Set problem: Print each of the records below line for line, without changing anything.

Entries taken from a dataset:
* * * *

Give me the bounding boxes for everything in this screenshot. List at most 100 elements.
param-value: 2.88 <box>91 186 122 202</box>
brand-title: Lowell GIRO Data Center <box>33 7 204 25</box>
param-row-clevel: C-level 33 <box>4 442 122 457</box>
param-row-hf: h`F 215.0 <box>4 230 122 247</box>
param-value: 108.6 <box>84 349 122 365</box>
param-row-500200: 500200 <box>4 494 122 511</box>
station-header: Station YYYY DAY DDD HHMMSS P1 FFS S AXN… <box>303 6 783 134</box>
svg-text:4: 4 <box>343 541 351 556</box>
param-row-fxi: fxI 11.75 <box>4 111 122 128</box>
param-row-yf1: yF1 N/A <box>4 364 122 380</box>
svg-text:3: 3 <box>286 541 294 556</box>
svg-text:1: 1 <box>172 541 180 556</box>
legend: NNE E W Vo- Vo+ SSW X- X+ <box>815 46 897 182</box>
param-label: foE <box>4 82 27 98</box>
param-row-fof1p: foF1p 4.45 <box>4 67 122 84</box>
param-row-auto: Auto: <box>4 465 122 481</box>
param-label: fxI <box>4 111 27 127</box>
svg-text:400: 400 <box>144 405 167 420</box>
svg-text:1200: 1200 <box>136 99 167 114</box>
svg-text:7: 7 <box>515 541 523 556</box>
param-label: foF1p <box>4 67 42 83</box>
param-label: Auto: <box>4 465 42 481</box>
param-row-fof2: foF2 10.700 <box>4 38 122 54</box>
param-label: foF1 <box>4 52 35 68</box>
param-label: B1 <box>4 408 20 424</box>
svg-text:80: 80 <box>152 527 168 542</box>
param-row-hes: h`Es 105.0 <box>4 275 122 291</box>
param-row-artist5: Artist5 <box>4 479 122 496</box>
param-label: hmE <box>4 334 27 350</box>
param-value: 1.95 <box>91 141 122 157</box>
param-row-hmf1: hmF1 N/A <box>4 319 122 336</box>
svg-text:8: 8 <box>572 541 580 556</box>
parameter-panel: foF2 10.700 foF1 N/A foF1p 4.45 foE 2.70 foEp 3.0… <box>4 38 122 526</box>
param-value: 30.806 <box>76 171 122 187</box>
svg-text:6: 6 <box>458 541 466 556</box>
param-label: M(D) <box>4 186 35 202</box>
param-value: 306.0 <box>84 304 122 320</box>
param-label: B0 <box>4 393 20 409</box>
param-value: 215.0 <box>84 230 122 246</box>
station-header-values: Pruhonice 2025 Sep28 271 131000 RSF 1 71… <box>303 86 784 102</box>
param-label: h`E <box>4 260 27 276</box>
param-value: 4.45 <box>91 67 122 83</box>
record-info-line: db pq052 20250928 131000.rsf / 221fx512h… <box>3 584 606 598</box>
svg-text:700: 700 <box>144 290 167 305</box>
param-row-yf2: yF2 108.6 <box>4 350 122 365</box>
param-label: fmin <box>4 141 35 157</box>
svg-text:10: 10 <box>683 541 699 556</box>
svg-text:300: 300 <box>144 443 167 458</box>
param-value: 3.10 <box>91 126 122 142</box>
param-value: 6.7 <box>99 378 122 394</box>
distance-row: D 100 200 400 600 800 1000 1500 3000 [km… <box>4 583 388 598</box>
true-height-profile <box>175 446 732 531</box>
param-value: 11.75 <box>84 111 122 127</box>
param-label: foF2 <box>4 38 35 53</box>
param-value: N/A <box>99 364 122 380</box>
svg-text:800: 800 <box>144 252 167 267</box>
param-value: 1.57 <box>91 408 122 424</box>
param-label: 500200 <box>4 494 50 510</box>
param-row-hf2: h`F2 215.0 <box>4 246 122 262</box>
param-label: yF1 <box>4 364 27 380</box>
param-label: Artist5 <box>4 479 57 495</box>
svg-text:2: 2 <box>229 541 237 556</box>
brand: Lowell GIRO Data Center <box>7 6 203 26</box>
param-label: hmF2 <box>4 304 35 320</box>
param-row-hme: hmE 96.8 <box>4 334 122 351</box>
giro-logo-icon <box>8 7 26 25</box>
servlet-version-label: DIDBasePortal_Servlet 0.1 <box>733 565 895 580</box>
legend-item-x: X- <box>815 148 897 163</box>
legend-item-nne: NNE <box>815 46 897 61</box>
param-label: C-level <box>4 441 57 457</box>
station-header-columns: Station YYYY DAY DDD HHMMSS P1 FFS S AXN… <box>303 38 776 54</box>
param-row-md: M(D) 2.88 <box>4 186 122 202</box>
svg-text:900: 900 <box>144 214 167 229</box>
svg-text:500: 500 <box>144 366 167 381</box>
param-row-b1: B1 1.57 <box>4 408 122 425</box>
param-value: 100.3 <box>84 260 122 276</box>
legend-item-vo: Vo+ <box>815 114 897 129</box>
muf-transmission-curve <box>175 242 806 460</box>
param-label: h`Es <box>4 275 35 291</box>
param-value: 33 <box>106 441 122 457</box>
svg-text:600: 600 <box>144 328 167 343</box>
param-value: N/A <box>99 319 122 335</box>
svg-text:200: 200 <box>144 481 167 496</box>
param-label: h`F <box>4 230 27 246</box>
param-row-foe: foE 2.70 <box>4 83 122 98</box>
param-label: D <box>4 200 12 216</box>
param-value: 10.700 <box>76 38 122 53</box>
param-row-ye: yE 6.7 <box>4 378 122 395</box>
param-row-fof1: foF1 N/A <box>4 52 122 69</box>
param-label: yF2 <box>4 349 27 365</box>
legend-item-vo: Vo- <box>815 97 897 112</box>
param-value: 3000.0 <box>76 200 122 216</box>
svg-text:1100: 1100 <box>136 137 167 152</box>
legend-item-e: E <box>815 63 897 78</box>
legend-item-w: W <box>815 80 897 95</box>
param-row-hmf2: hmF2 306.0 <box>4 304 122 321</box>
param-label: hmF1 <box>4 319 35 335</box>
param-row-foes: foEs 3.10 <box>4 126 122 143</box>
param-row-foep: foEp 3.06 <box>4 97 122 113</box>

* * * *

Result:
Give me the bounding boxes for everything in this screenshot. List at most 100 elements.
param-value: 2.88 <box>91 186 122 202</box>
brand-title: Lowell GIRO Data Center <box>33 7 204 25</box>
param-row-clevel: C-level 33 <box>4 442 122 457</box>
param-row-hf: h`F 215.0 <box>4 230 122 247</box>
param-value: 108.6 <box>84 349 122 365</box>
param-row-500200: 500200 <box>4 494 122 511</box>
station-header: Station YYYY DAY DDD HHMMSS P1 FFS S AXN… <box>303 6 783 134</box>
svg-text:4: 4 <box>343 541 351 556</box>
param-row-fxi: fxI 11.75 <box>4 111 122 128</box>
param-row-yf1: yF1 N/A <box>4 364 122 380</box>
svg-text:3: 3 <box>286 541 294 556</box>
svg-text:1: 1 <box>172 541 180 556</box>
legend: NNE E W Vo- Vo+ SSW X- X+ <box>815 46 897 182</box>
param-label: foE <box>4 82 27 98</box>
param-row-fof1p: foF1p 4.45 <box>4 67 122 84</box>
param-row-auto: Auto: <box>4 465 122 481</box>
param-label: fxI <box>4 111 27 127</box>
svg-text:400: 400 <box>144 405 167 420</box>
svg-text:1200: 1200 <box>136 99 167 114</box>
svg-text:7: 7 <box>515 541 523 556</box>
param-label: foF1p <box>4 67 42 83</box>
param-label: Auto: <box>4 465 42 481</box>
param-row-fof2: foF2 10.700 <box>4 38 122 54</box>
param-label: foF1 <box>4 52 35 68</box>
param-label: B1 <box>4 408 20 424</box>
svg-text:80: 80 <box>152 527 168 542</box>
param-row-hes: h`Es 105.0 <box>4 275 122 291</box>
param-row-artist5: Artist5 <box>4 479 122 496</box>
param-label: hmE <box>4 334 27 350</box>
param-value: 1.95 <box>91 141 122 157</box>
param-row-hmf1: hmF1 N/A <box>4 319 122 336</box>
svg-text:8: 8 <box>572 541 580 556</box>
parameter-panel: foF2 10.700 foF1 N/A foF1p 4.45 foE 2.70 foEp 3.0… <box>4 38 122 526</box>
param-value: 30.806 <box>76 171 122 187</box>
svg-text:6: 6 <box>458 541 466 556</box>
param-label: M(D) <box>4 186 35 202</box>
param-value: 306.0 <box>84 304 122 320</box>
param-label: B0 <box>4 393 20 409</box>
param-value: 215.0 <box>84 230 122 246</box>
station-header-values: Pruhonice 2025 Sep28 271 131000 RSF 1 71… <box>303 86 784 102</box>
param-label: h`E <box>4 260 27 276</box>
param-value: 4.45 <box>91 67 122 83</box>
record-info-line: db pq052 20250928 131000.rsf / 221fx512h… <box>3 584 606 598</box>
svg-text:700: 700 <box>144 290 167 305</box>
param-row-yf2: yF2 108.6 <box>4 350 122 365</box>
param-label: fmin <box>4 141 35 157</box>
svg-text:10: 10 <box>683 541 699 556</box>
svg-text:300: 300 <box>144 443 167 458</box>
param-value: 3.10 <box>91 126 122 142</box>
param-value: 6.7 <box>99 378 122 394</box>
distance-row: D 100 200 400 600 800 1000 1500 3000 [km… <box>4 583 388 598</box>
true-height-profile <box>175 446 732 531</box>
param-value: 11.75 <box>84 111 122 127</box>
param-label: foF2 <box>4 38 35 53</box>
param-value: N/A <box>99 364 122 380</box>
svg-text:800: 800 <box>144 252 167 267</box>
param-value: 1.57 <box>91 408 122 424</box>
param-label: 500200 <box>4 494 50 510</box>
param-row-hf2: h`F2 215.0 <box>4 246 122 262</box>
param-label: yF1 <box>4 364 27 380</box>
param-label: Artist5 <box>4 479 57 495</box>
svg-text:2: 2 <box>229 541 237 556</box>
brand: Lowell GIRO Data Center <box>7 6 203 26</box>
param-label: hmF2 <box>4 304 35 320</box>
param-row-hme: hmE 96.8 <box>4 334 122 351</box>
giro-logo-icon <box>8 7 26 25</box>
servlet-version-label: DIDBasePortal_Servlet 0.1 <box>733 565 895 580</box>
legend-item-x: X- <box>815 148 897 163</box>
legend-item-nne: NNE <box>815 46 897 61</box>
param-label: C-level <box>4 441 57 457</box>
station-header-columns: Station YYYY DAY DDD HHMMSS P1 FFS S AXN… <box>303 38 776 54</box>
param-row-md: M(D) 2.88 <box>4 186 122 202</box>
svg-text:900: 900 <box>144 214 167 229</box>
svg-text:500: 500 <box>144 366 167 381</box>
param-row-b1: B1 1.57 <box>4 408 122 425</box>
param-value: 100.3 <box>84 260 122 276</box>
legend-item-vo: Vo+ <box>815 114 897 129</box>
muf-transmission-curve <box>175 242 806 460</box>
param-label: h`Es <box>4 275 35 291</box>
param-value: 33 <box>106 441 122 457</box>
svg-text:600: 600 <box>144 328 167 343</box>
param-value: N/A <box>99 319 122 335</box>
svg-text:200: 200 <box>144 481 167 496</box>
param-label: h`F <box>4 230 27 246</box>
param-row-foe: foE 2.70 <box>4 83 122 98</box>
param-label: D <box>4 200 12 216</box>
param-value: 10.700 <box>76 38 122 53</box>
param-row-ye: yE 6.7 <box>4 378 122 395</box>
param-row-fof1: foF1 N/A <box>4 52 122 69</box>
param-label: yF2 <box>4 349 27 365</box>
legend-item-vo: Vo- <box>815 97 897 112</box>
param-value: 3000.0 <box>76 200 122 216</box>
svg-text:1100: 1100 <box>136 137 167 152</box>
legend-item-e: E <box>815 63 897 78</box>
legend-item-w: W <box>815 80 897 95</box>
param-row-hmf2: hmF2 306.0 <box>4 304 122 321</box>
param-label: hmF1 <box>4 319 35 335</box>
param-row-foes: foEs 3.10 <box>4 126 122 143</box>
param-row-foep: foEp 3.06 <box>4 97 122 113</box>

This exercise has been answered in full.